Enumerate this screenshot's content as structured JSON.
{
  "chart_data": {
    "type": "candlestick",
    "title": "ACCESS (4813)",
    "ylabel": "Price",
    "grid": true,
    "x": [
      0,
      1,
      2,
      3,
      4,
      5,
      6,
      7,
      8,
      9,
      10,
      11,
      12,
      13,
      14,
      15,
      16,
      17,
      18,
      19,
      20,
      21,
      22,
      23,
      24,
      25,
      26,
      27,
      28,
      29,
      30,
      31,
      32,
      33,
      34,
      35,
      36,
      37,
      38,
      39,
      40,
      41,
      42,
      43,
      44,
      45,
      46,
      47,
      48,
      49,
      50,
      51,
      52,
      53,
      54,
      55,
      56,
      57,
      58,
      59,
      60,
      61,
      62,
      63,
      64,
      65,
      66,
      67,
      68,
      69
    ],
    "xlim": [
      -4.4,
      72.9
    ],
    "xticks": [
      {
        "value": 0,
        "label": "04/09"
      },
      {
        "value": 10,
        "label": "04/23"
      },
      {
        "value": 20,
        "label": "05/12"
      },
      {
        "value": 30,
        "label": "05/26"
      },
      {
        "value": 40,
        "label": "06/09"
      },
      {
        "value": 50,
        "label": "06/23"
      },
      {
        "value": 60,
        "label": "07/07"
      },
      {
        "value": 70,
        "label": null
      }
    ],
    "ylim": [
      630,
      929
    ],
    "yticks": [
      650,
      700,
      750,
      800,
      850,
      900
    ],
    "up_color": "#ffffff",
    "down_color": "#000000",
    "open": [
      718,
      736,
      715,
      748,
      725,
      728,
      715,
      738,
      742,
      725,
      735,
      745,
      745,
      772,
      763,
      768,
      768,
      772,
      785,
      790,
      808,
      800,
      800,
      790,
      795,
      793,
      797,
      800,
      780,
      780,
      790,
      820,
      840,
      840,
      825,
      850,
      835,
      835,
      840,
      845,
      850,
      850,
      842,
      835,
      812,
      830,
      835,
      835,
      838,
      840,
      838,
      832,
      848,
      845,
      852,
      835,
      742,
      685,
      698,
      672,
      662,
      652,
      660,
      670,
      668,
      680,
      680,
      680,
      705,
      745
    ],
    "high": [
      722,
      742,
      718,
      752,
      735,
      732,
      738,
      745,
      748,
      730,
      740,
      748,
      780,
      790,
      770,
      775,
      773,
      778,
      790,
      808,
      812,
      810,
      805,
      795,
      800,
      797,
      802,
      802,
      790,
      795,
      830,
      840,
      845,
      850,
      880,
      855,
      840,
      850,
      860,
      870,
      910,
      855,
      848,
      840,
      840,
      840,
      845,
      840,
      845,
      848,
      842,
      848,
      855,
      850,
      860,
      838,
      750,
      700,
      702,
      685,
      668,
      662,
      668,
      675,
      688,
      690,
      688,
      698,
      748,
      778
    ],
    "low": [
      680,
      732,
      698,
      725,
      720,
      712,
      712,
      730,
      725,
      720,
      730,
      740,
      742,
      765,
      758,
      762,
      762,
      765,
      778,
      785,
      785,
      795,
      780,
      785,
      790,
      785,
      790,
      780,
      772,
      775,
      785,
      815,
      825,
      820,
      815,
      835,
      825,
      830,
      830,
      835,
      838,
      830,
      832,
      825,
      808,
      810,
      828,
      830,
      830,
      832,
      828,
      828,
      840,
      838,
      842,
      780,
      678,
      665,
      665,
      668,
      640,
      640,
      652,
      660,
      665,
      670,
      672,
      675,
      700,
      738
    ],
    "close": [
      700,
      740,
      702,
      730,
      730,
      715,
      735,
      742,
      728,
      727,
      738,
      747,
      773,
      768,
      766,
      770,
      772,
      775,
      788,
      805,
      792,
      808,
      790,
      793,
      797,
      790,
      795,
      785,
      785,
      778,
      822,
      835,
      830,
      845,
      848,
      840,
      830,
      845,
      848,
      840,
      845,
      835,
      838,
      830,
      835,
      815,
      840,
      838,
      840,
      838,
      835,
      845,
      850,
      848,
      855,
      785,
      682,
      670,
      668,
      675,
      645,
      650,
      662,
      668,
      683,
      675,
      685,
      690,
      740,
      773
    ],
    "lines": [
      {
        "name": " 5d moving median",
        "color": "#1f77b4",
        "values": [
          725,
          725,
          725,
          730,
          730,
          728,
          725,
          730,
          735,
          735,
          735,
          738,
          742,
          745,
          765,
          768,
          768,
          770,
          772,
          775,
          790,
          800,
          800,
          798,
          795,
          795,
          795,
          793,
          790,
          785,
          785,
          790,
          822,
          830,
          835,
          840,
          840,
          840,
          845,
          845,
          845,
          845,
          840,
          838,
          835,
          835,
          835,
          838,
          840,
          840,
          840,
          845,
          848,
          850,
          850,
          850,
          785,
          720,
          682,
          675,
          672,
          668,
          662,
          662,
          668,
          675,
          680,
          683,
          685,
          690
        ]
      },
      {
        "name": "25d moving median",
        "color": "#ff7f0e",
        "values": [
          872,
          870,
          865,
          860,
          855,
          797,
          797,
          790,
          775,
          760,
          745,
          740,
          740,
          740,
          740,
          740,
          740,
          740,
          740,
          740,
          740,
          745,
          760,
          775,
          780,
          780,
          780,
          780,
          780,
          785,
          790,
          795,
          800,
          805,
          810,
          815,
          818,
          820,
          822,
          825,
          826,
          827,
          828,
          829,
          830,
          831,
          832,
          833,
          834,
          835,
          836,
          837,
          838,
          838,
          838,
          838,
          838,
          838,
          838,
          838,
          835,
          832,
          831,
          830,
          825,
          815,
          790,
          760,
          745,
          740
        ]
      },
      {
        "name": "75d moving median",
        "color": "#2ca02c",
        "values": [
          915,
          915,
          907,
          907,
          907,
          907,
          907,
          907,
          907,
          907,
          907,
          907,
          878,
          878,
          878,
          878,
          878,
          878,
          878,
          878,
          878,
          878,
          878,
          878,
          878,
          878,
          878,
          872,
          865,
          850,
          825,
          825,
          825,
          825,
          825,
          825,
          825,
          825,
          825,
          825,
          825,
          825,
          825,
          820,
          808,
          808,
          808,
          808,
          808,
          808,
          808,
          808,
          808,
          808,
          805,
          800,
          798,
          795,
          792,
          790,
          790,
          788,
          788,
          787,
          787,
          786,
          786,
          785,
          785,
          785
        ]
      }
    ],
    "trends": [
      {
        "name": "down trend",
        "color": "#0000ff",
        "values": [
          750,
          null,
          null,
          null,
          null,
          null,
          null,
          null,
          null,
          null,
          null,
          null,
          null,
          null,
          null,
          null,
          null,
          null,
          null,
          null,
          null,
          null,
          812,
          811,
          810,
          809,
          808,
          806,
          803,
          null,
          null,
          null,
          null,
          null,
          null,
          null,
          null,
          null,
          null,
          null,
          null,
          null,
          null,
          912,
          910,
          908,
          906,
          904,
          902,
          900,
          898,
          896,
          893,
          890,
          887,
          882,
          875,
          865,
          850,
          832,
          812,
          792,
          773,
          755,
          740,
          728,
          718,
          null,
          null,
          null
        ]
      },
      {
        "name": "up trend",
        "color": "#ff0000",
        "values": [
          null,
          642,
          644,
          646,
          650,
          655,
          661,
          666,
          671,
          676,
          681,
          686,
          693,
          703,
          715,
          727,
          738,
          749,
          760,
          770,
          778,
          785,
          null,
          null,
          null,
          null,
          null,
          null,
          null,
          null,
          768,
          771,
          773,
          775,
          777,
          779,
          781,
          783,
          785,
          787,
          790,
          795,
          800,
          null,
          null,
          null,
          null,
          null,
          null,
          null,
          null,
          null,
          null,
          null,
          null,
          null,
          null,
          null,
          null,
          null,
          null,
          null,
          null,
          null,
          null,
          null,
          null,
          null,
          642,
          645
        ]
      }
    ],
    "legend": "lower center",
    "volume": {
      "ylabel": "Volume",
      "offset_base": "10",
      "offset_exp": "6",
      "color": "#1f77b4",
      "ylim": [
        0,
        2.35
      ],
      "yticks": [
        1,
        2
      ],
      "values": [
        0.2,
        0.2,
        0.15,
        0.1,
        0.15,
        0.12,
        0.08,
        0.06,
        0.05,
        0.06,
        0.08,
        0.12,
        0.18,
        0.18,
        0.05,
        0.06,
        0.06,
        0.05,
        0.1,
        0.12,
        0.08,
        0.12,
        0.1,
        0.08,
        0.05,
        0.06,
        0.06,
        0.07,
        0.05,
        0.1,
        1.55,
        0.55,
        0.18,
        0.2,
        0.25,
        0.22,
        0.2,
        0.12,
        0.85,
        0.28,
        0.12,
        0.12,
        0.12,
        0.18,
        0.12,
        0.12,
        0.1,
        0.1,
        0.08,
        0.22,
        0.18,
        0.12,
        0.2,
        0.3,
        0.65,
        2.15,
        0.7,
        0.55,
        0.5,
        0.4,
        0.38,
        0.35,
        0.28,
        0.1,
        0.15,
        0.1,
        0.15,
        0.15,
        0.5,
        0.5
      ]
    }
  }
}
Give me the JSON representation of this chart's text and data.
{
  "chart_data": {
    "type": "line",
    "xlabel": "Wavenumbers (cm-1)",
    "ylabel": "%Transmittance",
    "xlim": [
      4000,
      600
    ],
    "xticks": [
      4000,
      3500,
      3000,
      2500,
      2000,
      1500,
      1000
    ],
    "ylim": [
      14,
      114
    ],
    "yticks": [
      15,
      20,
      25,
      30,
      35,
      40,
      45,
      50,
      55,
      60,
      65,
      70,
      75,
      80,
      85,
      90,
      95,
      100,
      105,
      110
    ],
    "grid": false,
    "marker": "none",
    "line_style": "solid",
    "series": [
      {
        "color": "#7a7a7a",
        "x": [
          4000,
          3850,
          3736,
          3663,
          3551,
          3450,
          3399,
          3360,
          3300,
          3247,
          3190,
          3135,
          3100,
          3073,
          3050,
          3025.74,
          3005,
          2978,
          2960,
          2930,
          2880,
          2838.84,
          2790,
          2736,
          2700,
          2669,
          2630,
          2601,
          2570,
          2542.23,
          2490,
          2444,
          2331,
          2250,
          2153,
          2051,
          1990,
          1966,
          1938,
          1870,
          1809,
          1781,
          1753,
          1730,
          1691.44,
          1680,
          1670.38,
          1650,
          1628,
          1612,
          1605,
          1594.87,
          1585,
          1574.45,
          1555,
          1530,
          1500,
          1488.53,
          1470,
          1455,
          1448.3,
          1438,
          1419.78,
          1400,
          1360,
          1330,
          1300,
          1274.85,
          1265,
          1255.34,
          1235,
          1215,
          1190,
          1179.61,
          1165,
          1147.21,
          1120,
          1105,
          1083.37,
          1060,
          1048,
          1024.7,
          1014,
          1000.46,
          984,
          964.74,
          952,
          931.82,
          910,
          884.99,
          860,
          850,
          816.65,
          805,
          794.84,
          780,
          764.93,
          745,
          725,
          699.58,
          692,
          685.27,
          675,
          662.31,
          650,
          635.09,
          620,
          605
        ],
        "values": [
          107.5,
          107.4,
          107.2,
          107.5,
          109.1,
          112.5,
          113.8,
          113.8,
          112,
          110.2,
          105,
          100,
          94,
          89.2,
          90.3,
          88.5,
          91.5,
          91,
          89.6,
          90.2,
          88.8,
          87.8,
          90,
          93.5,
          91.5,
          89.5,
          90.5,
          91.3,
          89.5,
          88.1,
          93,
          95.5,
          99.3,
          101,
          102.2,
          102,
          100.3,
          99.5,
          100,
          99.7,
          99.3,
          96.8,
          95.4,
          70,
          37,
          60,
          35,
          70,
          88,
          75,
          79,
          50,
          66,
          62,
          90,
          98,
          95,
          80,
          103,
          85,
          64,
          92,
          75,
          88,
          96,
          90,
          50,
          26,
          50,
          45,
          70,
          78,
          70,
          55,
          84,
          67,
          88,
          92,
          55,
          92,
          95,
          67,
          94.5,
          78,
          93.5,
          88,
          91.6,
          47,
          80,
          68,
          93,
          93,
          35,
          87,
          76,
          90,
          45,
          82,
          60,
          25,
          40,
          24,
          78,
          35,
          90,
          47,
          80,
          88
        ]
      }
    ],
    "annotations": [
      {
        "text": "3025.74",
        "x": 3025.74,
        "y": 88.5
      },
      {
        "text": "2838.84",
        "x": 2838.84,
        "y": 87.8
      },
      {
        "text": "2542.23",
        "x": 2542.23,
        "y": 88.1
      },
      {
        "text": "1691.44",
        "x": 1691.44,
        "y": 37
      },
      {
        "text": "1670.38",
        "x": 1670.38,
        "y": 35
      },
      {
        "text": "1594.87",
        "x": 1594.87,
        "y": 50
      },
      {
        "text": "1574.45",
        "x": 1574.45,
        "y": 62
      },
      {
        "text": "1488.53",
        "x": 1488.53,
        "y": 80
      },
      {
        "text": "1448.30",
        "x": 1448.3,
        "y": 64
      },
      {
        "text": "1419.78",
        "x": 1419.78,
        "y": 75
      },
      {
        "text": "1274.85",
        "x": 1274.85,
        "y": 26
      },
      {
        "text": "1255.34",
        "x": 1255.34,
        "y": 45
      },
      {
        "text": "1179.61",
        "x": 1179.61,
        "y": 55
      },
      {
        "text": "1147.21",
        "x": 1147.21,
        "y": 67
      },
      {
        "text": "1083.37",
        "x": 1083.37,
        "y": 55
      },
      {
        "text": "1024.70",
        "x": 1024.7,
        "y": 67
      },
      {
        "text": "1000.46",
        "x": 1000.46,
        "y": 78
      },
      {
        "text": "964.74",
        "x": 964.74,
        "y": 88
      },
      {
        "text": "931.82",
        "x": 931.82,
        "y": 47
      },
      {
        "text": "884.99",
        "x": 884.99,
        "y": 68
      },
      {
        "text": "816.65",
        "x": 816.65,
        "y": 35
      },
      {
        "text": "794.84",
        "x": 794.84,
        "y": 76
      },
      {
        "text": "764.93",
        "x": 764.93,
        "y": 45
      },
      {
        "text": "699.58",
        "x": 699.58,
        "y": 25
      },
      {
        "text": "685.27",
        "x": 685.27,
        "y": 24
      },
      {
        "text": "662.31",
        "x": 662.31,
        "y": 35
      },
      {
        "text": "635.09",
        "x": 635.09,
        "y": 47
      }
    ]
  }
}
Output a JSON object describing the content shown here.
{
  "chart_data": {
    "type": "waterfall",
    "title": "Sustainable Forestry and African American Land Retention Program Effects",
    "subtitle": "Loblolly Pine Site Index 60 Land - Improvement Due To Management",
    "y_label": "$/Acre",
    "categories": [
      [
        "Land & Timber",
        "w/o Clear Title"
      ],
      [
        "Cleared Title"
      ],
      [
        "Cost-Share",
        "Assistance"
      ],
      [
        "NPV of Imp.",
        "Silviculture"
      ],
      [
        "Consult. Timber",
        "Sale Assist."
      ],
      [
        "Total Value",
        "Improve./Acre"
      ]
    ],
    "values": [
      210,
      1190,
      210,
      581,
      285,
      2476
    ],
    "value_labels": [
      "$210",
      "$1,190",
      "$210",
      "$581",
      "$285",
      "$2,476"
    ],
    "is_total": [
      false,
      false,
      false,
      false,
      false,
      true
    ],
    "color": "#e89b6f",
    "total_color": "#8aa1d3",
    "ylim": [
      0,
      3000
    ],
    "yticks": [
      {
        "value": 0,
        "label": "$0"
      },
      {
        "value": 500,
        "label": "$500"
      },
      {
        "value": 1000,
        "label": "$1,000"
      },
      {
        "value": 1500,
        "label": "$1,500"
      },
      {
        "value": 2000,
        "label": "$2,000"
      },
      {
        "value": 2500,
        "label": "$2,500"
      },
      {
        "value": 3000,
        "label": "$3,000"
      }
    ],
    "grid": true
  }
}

* _REQUIRED TASK_: Collect each line containing the string "median".

* _RESULT_:
        "name": " 5d moving median",
        "name": "25d moving median",
        "name": "75d moving median",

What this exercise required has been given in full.